▶ **Goal**: Gather up every line from the entries below that uses the word "dowód".

▶ **The records**:
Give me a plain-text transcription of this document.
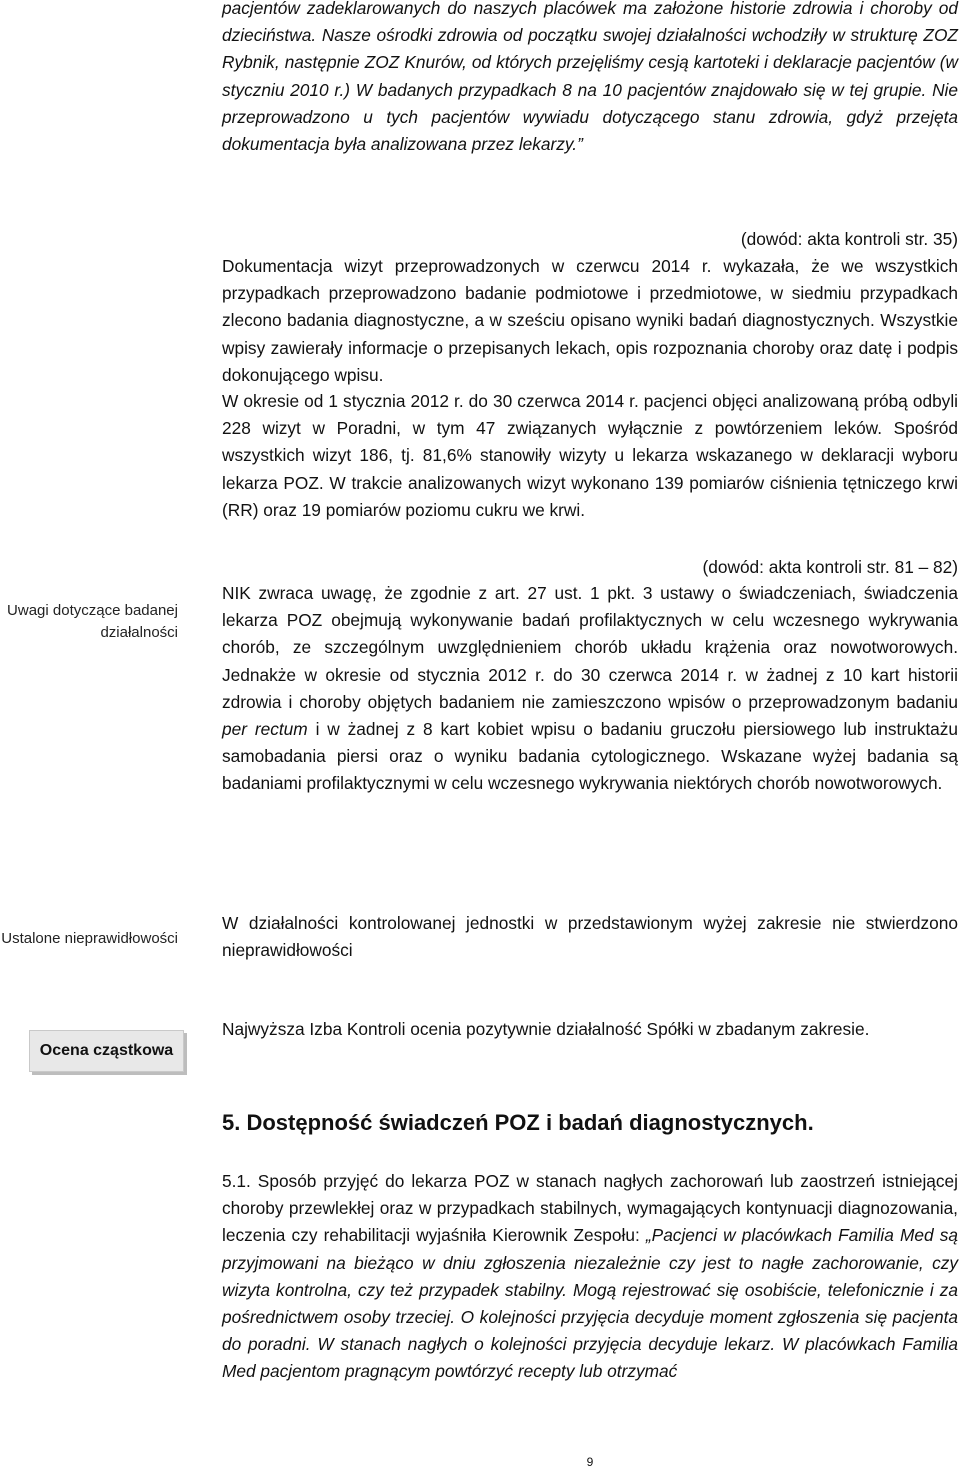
pacjentów zadeklarowanych do naszych placówek ma założone historie zdrowia i choroby od dzieciństwa. Nasze ośrodki zdrowia od początku swojej działalności wchodziły w strukturę ZOZ Rybnik, następnie ZOZ Knurów, od których przejęliśmy cesją kartoteki i deklaracje pacjentów (w styczniu 2010 r.) W badanych przypadkach 8 na 10 pacjentów znajdowało się w tej grupie. Nie przeprowadzono u tych pacjentów wywiadu dotyczącego stanu zdrowia, gdyż przejęta dokumentacja była analizowana przez lekarzy.”

(dowód: akta kontroli str. 35)

Dokumentacja wizyt przeprowadzonych w czerwcu 2014 r. wykazała, że we wszystkich przypadkach przeprowadzono badanie podmiotowe i przedmiotowe, w siedmiu przypadkach zlecono badania diagnostyczne, a w sześciu opisano wyniki badań diagnostycznych. Wszystkie wpisy zawierały informacje o przepisanych lekach, opis rozpoznania choroby oraz datę i podpis dokonującego wpisu.

W okresie od 1 stycznia 2012 r. do 30 czerwca 2014 r. pacjenci objęci analizowaną próbą odbyli 228 wizyt w Poradni, w tym 47 związanych wyłącznie z powtórzeniem leków. Spośród wszystkich wizyt 186, tj. 81,6% stanowiły wizyty u lekarza wskazanego w deklaracji wyboru lekarza POZ. W trakcie analizowanych wizyt wykonano 139 pomiarów ciśnienia tętniczego krwi (RR) oraz 19 pomiarów poziomu cukru we krwi.

(dowód: akta kontroli str. 81 – 82)
Uwagi dotyczące badanej działalności

NIK zwraca uwagę, że zgodnie z art. 27 ust. 1 pkt. 3 ustawy o świadczeniach, świadczenia lekarza POZ obejmują wykonywanie badań profilaktycznych w celu wczesnego wykrywania chorób, ze szczególnym uwzględnieniem chorób układu krążenia oraz nowotworowych. Jednakże w okresie od stycznia 2012 r. do 30 czerwca 2014 r. w żadnej z 10 kart historii zdrowia i choroby objętych badaniem nie zamieszczono wpisów o przeprowadzonym badaniu per rectum i w żadnej z 8 kart kobiet wpisu o badaniu gruczołu piersiowego lub instruktażu samobadania piersi oraz o wyniku badania cytologicznego. Wskazane wyżej badania są badaniami profilaktycznymi w celu wczesnego wykrywania niektórych chorób nowotworowych.

Ustalone nieprawidłowości

W działalności kontrolowanej jednostki w przedstawionym wyżej zakresie nie stwierdzono nieprawidłowości

Ocena cząstkowa

Najwyższa Izba Kontroli ocenia pozytywnie działalność Spółki w zbadanym zakresie.

5. Dostępność świadczeń POZ i badań diagnostycznych.

5.1. Sposób przyjęć do lekarza POZ w stanach nagłych zachorowań lub zaostrzeń istniejącej choroby przewlekłej oraz w przypadkach stabilnych, wymagających kontynuacji diagnozowania, leczenia czy rehabilitacji wyjaśniła Kierownik Zespołu: „Pacjenci w placówkach Familia Med są przyjmowani na bieżąco w dniu zgłoszenia niezależnie czy jest to nagłe zachorowanie, czy wizyta kontrolna, czy też przypadek stabilny. Mogą rejestrować się osobiście, telefonicznie i za pośrednictwem osoby trzeciej. O kolejności przyjęcia decyduje moment zgłoszenia się pacjenta do poradni. W stanach nagłych o kolejności przyjęcia decyduje lekarz. W placówkach Familia Med pacjentom pragnącym powtórzyć recepty lub otrzymać

9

▶ **Output for this exercise**:
(dowód: akta kontroli str. 35)
(dowód: akta kontroli str. 81 – 82)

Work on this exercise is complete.